# MATERIAL FOR THIS EXERCISE
● ● ● ●
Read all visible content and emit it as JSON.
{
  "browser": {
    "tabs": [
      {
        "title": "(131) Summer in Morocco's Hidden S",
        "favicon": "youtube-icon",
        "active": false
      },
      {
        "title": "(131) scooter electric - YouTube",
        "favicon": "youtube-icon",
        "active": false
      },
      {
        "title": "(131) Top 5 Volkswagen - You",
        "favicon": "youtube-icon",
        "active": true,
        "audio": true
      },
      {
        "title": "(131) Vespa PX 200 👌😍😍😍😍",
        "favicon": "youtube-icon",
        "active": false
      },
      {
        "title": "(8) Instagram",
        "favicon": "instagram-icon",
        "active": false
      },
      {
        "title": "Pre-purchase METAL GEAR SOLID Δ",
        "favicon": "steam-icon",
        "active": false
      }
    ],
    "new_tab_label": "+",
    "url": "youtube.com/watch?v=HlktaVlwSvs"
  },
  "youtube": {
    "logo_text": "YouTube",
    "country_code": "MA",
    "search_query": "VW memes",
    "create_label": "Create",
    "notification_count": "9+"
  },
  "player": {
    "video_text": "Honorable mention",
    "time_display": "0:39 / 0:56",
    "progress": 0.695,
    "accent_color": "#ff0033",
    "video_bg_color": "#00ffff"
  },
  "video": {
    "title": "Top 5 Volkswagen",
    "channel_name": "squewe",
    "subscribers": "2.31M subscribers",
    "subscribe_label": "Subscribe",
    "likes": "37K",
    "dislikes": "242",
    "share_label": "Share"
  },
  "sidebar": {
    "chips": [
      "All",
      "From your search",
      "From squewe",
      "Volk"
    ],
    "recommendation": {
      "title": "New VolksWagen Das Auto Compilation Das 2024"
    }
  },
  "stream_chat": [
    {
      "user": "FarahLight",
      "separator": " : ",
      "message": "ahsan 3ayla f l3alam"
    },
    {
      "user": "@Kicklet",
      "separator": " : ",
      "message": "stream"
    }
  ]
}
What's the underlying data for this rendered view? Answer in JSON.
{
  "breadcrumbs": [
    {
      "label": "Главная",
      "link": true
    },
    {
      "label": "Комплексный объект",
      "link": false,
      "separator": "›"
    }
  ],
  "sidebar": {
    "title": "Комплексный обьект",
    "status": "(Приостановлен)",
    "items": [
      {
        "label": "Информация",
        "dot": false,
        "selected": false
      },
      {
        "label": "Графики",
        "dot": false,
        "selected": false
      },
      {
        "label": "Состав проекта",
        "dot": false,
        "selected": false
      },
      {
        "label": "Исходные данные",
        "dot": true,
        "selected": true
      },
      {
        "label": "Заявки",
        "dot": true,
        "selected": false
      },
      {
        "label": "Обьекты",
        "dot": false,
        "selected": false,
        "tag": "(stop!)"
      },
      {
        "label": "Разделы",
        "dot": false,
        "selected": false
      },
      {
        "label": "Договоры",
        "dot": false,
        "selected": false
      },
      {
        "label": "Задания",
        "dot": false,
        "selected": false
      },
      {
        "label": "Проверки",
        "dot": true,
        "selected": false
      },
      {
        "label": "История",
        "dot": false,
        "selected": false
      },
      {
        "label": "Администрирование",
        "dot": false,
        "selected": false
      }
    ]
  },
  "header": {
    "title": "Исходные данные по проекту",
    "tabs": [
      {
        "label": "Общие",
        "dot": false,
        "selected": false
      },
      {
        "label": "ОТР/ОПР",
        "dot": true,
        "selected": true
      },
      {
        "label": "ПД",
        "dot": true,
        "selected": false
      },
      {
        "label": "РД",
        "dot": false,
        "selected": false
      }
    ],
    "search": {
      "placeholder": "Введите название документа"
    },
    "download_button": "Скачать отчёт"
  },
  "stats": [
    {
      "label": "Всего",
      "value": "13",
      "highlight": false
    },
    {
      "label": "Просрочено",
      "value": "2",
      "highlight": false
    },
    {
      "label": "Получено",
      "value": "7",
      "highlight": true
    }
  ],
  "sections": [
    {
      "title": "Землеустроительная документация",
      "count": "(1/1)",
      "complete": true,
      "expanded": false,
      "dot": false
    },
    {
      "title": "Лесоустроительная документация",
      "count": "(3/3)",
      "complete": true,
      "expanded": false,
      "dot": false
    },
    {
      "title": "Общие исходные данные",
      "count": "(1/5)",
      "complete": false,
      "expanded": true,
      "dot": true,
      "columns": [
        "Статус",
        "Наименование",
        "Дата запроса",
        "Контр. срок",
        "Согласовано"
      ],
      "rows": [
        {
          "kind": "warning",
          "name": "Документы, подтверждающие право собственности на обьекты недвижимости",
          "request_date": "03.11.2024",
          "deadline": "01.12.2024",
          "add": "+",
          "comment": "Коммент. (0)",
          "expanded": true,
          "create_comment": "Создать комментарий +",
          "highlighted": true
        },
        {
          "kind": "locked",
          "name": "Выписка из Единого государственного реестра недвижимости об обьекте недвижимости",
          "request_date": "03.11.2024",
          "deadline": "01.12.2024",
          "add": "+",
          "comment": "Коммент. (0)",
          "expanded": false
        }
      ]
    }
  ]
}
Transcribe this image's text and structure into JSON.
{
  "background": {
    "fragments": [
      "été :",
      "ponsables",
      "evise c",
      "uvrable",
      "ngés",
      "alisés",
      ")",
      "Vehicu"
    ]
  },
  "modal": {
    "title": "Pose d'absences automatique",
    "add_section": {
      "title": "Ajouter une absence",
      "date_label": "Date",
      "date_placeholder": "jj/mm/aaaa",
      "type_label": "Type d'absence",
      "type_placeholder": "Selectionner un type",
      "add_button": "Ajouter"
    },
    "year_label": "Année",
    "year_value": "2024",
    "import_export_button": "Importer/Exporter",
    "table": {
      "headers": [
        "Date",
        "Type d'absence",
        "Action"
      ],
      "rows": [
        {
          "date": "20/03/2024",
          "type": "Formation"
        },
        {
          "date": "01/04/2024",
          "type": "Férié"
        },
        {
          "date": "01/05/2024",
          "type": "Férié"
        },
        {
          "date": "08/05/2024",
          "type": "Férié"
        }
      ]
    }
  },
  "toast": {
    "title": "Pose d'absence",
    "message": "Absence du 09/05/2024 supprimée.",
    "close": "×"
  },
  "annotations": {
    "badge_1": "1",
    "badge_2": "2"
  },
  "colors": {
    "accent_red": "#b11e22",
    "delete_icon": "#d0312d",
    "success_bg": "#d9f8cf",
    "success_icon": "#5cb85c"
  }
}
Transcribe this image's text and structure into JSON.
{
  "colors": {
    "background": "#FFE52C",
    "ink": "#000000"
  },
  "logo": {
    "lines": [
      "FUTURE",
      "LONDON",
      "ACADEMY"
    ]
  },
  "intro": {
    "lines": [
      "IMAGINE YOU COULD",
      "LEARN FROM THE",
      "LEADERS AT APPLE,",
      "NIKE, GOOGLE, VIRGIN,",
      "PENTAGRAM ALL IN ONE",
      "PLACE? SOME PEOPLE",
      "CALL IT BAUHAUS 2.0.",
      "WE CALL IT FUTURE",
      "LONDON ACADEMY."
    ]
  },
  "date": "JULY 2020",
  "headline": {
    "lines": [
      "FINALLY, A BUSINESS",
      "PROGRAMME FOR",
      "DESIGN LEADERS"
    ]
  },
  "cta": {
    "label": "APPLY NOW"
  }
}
● ● ● ●
# DIRECTIONS
Extract, word for word, each line of the listing above.

# EXERCISE ANSWER
Read all visible content and emit it as JSON.
{
  "browser": {
    "tabs": [
      {
        "title": "(131) Summer in Morocco's Hidden S",
        "favicon": "youtube-icon",
        "active": false
      },
      {
        "title": "(131) scooter electric - YouTube",
        "favicon": "youtube-icon",
        "active": false
      },
      {
        "title": "(131) Top 5 Volkswagen - You",
        "favicon": "youtube-icon",
        "active": true,
        "audio": true
      },
      {
        "title": "(131) Vespa PX 200 👌😍😍😍😍",
        "favicon": "youtube-icon",
        "active": false
      },
      {
        "title": "(8) Instagram",
        "favicon": "instagram-icon",
        "active": false
      },
      {
        "title": "Pre-purchase METAL GEAR SOLID Δ",
        "favicon": "steam-icon",
        "active": false
      }
    ],
    "new_tab_label": "+",
    "url": "youtube.com/watch?v=HlktaVlwSvs"
  },
  "youtube": {
    "logo_text": "YouTube",
    "country_code": "MA",
    "search_query": "VW memes",
    "create_label": "Create",
    "notification_count": "9+"
  },
  "player": {
    "video_text": "Honorable mention",
    "time_display": "0:39 / 0:56",
    "progress": 0.695,
    "accent_color": "#ff0033",
    "video_bg_color": "#00ffff"
  },
  "video": {
    "title": "Top 5 Volkswagen",
    "channel_name": "squewe",
    "subscribers": "2.31M subscribers",
    "subscribe_label": "Subscribe",
    "likes": "37K",
    "dislikes": "242",
    "share_label": "Share"
  },
  "sidebar": {
    "chips": [
      "All",
      "From your search",
      "From squewe",
      "Volk"
    ],
    "recommendation": {
      "title": "New VolksWagen Das Auto Compilation Das 2024"
    }
  },
  "stream_chat": [
    {
      "user": "FarahLight",
      "separator": " : ",
      "message": "ahsan 3ayla f l3alam"
    },
    {
      "user": "@Kicklet",
      "separator": " : ",
      "message": "stream"
    }
  ]
}
What's the underlying data for this rendered view? Answer in JSON.
{
  "breadcrumbs": [
    {
      "label": "Главная",
      "link": true
    },
    {
      "label": "Комплексный объект",
      "link": false,
      "separator": "›"
    }
  ],
  "sidebar": {
    "title": "Комплексный обьект",
    "status": "(Приостановлен)",
    "items": [
      {
        "label": "Информация",
        "dot": false,
        "selected": false
      },
      {
        "label": "Графики",
        "dot": false,
        "selected": false
      },
      {
        "label": "Состав проекта",
        "dot": false,
        "selected": false
      },
      {
        "label": "Исходные данные",
        "dot": true,
        "selected": true
      },
      {
        "label": "Заявки",
        "dot": true,
        "selected": false
      },
      {
        "label": "Обьекты",
        "dot": false,
        "selected": false,
        "tag": "(stop!)"
      },
      {
        "label": "Разделы",
        "dot": false,
        "selected": false
      },
      {
        "label": "Договоры",
        "dot": false,
        "selected": false
      },
      {
        "label": "Задания",
        "dot": false,
        "selected": false
      },
      {
        "label": "Проверки",
        "dot": true,
        "selected": false
      },
      {
        "label": "История",
        "dot": false,
        "selected": false
      },
      {
        "label": "Администрирование",
        "dot": false,
        "selected": false
      }
    ]
  },
  "header": {
    "title": "Исходные данные по проекту",
    "tabs": [
      {
        "label": "Общие",
        "dot": false,
        "selected": false
      },
      {
        "label": "ОТР/ОПР",
        "dot": true,
        "selected": true
      },
      {
        "label": "ПД",
        "dot": true,
        "selected": false
      },
      {
        "label": "РД",
        "dot": false,
        "selected": false
      }
    ],
    "search": {
      "placeholder": "Введите название документа"
    },
    "download_button": "Скачать отчёт"
  },
  "stats": [
    {
      "label": "Всего",
      "value": "13",
      "highlight": false
    },
    {
      "label": "Просрочено",
      "value": "2",
      "highlight": false
    },
    {
      "label": "Получено",
      "value": "7",
      "highlight": true
    }
  ],
  "sections": [
    {
      "title": "Землеустроительная документация",
      "count": "(1/1)",
      "complete": true,
      "expanded": false,
      "dot": false
    },
    {
      "title": "Лесоустроительная документация",
      "count": "(3/3)",
      "complete": true,
      "expanded": false,
      "dot": false
    },
    {
      "title": "Общие исходные данные",
      "count": "(1/5)",
      "complete": false,
      "expanded": true,
      "dot": true,
      "columns": [
        "Статус",
        "Наименование",
        "Дата запроса",
        "Контр. срок",
        "Согласовано"
      ],
      "rows": [
        {
          "kind": "warning",
          "name": "Документы, подтверждающие право собственности на обьекты недвижимости",
          "request_date": "03.11.2024",
          "deadline": "01.12.2024",
          "add": "+",
          "comment": "Коммент. (0)",
          "expanded": true,
          "create_comment": "Создать комментарий +",
          "highlighted": true
        },
        {
          "kind": "locked",
          "name": "Выписка из Единого государственного реестра недвижимости об обьекте недвижимости",
          "request_date": "03.11.2024",
          "deadline": "01.12.2024",
          "add": "+",
          "comment": "Коммент. (0)",
          "expanded": false
        }
      ]
    }
  ]
}
Transcribe this image's text and structure into JSON.
{
  "background": {
    "fragments": [
      "été :",
      "ponsables",
      "evise c",
      "uvrable",
      "ngés",
      "alisés",
      ")",
      "Vehicu"
    ]
  },
  "modal": {
    "title": "Pose d'absences automatique",
    "add_section": {
      "title": "Ajouter une absence",
      "date_label": "Date",
      "date_placeholder": "jj/mm/aaaa",
      "type_label": "Type d'absence",
      "type_placeholder": "Selectionner un type",
      "add_button": "Ajouter"
    },
    "year_label": "Année",
    "year_value": "2024",
    "import_export_button": "Importer/Exporter",
    "table": {
      "headers": [
        "Date",
        "Type d'absence",
        "Action"
      ],
      "rows": [
        {
          "date": "20/03/2024",
          "type": "Formation"
        },
        {
          "date": "01/04/2024",
          "type": "Férié"
        },
        {
          "date": "01/05/2024",
          "type": "Férié"
        },
        {
          "date": "08/05/2024",
          "type": "Férié"
        }
      ]
    }
  },
  "toast": {
    "title": "Pose d'absence",
    "message": "Absence du 09/05/2024 supprimée.",
    "close": "×"
  },
  "annotations": {
    "badge_1": "1",
    "badge_2": "2"
  },
  "colors": {
    "accent_red": "#b11e22",
    "delete_icon": "#d0312d",
    "success_bg": "#d9f8cf",
    "success_icon": "#5cb85c"
  }
}
Transcribe this image's text and structure into JSON.
{
  "colors": {
    "background": "#FFE52C",
    "ink": "#000000"
  },
  "logo": {
    "lines": [
      "FUTURE",
      "LONDON",
      "ACADEMY"
    ]
  },
  "intro": {
    "lines": [
      "IMAGINE YOU COULD",
      "LEARN FROM THE",
      "LEADERS AT APPLE,",
      "NIKE, GOOGLE, VIRGIN,",
      "PENTAGRAM ALL IN ONE",
      "PLACE? SOME PEOPLE",
      "CALL IT BAUHAUS 2.0.",
      "WE CALL IT FUTURE",
      "LONDON ACADEMY."
    ]
  },
  "date": "JULY 2020",
  "headline": {
    "lines": [
      "FINALLY, A BUSINESS",
      "PROGRAMME FOR",
      "DESIGN LEADERS"
    ]
  },
  "cta": {
    "label": "APPLY NOW"
  }
}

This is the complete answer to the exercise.